**TASK PROMPT:** Return the lines where the word "more" occurs.
[Begin]
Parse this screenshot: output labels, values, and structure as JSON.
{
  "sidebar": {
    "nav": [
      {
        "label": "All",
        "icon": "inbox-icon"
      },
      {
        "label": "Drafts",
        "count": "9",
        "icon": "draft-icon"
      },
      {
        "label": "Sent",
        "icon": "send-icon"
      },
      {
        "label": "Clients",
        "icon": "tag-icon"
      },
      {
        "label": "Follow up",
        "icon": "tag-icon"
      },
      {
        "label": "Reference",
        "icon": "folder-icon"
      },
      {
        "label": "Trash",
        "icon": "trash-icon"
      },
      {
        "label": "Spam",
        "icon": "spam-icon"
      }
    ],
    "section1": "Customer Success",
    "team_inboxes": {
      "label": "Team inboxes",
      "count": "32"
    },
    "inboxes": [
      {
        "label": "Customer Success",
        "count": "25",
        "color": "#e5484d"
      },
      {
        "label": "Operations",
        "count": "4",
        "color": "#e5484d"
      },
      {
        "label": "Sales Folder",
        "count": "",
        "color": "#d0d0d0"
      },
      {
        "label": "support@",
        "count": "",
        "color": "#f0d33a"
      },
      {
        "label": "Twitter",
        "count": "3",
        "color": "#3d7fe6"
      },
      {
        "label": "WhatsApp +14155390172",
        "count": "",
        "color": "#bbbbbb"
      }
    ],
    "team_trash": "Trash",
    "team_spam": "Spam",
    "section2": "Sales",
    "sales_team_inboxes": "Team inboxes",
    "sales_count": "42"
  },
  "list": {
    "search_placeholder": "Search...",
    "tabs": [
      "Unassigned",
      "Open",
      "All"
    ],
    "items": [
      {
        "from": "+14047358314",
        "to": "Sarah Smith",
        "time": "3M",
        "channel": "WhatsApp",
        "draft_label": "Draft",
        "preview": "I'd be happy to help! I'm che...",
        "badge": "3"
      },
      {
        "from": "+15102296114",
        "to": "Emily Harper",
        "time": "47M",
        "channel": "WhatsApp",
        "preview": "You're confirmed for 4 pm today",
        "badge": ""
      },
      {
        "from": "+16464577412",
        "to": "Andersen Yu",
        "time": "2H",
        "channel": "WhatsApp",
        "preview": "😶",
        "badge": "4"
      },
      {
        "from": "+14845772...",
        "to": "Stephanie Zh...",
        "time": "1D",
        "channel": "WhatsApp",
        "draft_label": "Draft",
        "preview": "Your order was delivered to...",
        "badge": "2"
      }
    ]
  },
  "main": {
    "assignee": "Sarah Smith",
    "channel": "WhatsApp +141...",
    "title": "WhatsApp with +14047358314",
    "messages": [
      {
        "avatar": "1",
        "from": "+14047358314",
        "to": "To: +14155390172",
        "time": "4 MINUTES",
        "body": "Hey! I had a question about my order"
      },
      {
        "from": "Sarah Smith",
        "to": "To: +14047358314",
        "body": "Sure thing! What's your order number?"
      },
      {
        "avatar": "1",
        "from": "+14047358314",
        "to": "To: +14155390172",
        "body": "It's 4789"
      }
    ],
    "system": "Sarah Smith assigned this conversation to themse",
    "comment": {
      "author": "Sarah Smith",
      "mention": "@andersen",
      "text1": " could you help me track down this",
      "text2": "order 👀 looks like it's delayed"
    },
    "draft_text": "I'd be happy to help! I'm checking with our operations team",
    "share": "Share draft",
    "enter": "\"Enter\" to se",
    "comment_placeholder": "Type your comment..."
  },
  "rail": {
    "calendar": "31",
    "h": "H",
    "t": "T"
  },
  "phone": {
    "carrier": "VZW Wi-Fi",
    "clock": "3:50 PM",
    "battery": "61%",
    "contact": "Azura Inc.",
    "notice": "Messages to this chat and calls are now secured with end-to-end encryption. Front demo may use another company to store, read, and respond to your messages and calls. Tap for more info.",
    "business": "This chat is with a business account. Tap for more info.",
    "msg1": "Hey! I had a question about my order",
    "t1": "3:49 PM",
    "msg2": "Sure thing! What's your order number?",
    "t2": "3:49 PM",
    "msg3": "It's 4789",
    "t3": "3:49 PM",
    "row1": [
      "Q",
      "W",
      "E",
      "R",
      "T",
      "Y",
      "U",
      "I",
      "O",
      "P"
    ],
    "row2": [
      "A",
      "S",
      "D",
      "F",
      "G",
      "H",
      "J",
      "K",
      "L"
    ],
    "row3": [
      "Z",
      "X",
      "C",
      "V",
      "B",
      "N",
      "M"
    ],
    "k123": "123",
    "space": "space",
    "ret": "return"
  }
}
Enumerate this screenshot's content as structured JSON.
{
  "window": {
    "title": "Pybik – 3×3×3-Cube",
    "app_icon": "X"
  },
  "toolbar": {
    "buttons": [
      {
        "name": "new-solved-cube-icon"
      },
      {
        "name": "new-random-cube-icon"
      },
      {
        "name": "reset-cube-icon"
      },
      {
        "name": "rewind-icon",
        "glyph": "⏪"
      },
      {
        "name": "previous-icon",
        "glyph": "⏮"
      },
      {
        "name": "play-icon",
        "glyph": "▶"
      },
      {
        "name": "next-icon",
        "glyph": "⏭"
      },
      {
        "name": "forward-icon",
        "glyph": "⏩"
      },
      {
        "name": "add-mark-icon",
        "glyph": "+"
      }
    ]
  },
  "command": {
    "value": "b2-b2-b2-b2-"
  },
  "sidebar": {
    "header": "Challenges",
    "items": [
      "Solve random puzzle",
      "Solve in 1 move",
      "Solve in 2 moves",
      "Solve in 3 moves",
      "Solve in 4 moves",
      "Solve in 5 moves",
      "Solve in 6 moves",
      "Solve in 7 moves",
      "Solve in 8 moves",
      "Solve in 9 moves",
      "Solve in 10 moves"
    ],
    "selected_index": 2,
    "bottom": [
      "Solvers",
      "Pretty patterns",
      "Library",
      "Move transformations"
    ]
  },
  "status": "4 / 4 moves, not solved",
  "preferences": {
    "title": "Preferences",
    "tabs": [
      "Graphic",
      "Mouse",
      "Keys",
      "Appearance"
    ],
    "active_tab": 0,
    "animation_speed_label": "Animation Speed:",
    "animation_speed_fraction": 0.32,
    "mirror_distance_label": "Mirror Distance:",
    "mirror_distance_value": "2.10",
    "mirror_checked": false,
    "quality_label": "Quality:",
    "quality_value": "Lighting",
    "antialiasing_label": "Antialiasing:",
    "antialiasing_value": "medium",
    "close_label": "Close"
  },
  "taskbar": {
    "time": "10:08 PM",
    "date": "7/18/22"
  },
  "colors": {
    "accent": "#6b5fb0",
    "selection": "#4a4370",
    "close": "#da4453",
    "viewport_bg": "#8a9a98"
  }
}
[End]
**THE OUTPUT:**
    "notice": "Messages to this chat and calls are now secured with end-to-end encryption. Front demo may use another company to store, read, and respond to your messages and calls. Tap for more info.",
    "business": "This chat is with a business account. Tap for more info.",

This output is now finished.